## start
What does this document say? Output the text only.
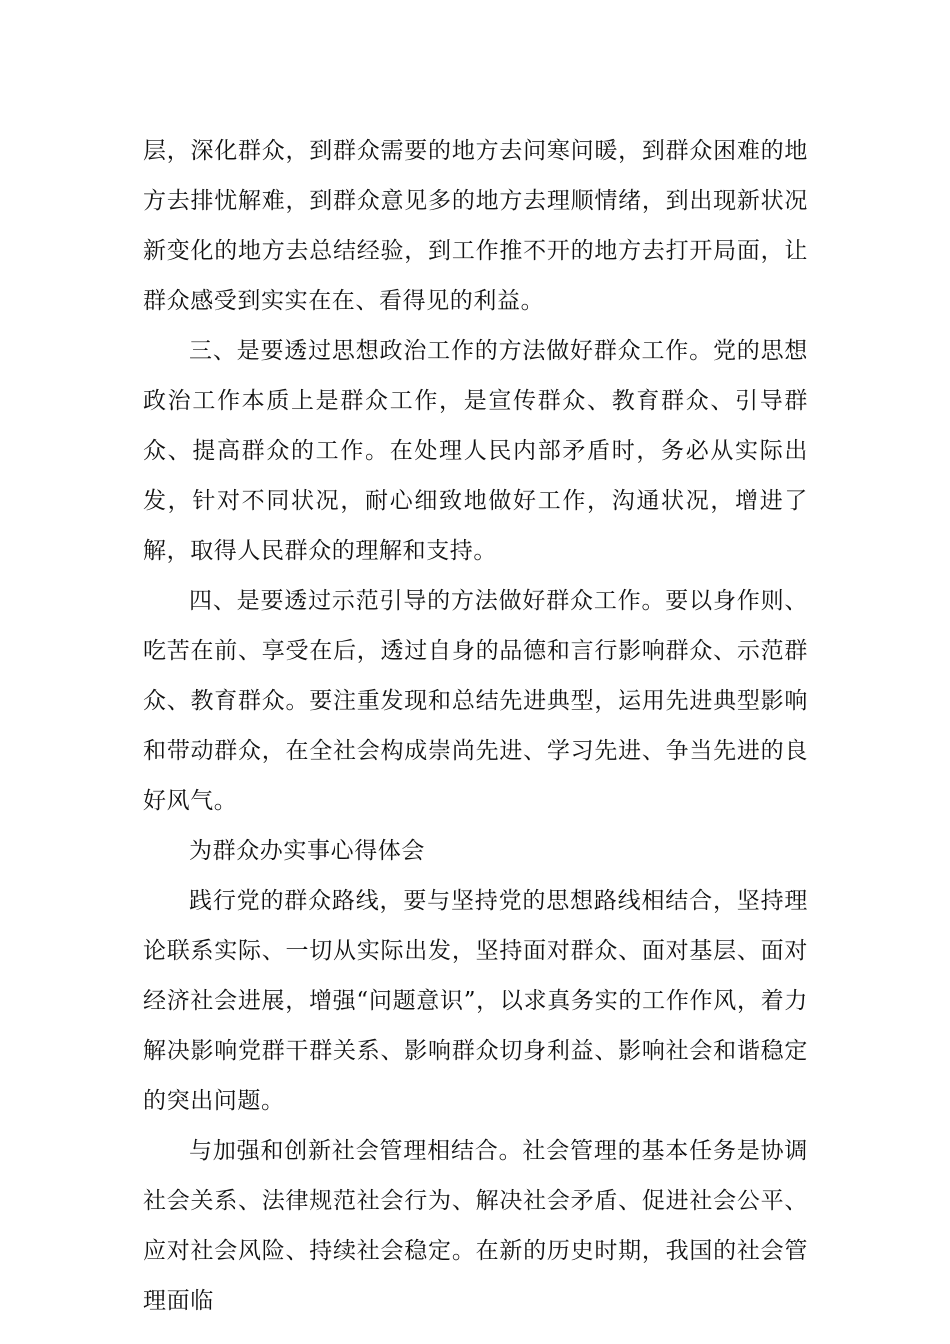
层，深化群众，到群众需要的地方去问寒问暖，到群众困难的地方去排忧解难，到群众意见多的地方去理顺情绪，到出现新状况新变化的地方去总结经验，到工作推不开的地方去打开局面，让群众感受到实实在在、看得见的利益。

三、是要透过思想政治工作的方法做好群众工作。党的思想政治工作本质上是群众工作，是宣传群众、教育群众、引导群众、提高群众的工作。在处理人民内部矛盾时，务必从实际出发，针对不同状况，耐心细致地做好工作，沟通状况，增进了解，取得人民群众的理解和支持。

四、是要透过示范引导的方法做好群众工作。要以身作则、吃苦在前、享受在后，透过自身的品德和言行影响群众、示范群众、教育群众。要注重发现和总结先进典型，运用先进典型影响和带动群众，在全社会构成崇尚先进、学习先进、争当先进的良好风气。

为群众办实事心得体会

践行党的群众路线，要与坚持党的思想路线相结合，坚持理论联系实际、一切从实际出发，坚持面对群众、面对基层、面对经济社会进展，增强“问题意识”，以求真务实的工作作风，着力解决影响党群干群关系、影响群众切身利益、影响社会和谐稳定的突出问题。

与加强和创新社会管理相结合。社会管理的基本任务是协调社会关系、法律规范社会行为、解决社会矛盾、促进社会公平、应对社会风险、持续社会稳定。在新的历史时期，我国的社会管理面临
## end
▶ **Task statement**
Each record must be quoted in full and exactly. Do not include the pictures.

▶ **Exercise result**
What does this document say? Output the text only.
层，深化群众，到群众需要的地方去问寒问暖，到群众困难的地方去排忧解难，到群众意见多的地方去理顺情绪，到出现新状况新变化的地方去总结经验，到工作推不开的地方去打开局面，让群众感受到实实在在、看得见的利益。

三、是要透过思想政治工作的方法做好群众工作。党的思想政治工作本质上是群众工作，是宣传群众、教育群众、引导群众、提高群众的工作。在处理人民内部矛盾时，务必从实际出发，针对不同状况，耐心细致地做好工作，沟通状况，增进了解，取得人民群众的理解和支持。

四、是要透过示范引导的方法做好群众工作。要以身作则、吃苦在前、享受在后，透过自身的品德和言行影响群众、示范群众、教育群众。要注重发现和总结先进典型，运用先进典型影响和带动群众，在全社会构成崇尚先进、学习先进、争当先进的良好风气。

为群众办实事心得体会

践行党的群众路线，要与坚持党的思想路线相结合，坚持理论联系实际、一切从实际出发，坚持面对群众、面对基层、面对经济社会进展，增强“问题意识”，以求真务实的工作作风，着力解决影响党群干群关系、影响群众切身利益、影响社会和谐稳定的突出问题。

与加强和创新社会管理相结合。社会管理的基本任务是协调社会关系、法律规范社会行为、解决社会矛盾、促进社会公平、应对社会风险、持续社会稳定。在新的历史时期，我国的社会管理面临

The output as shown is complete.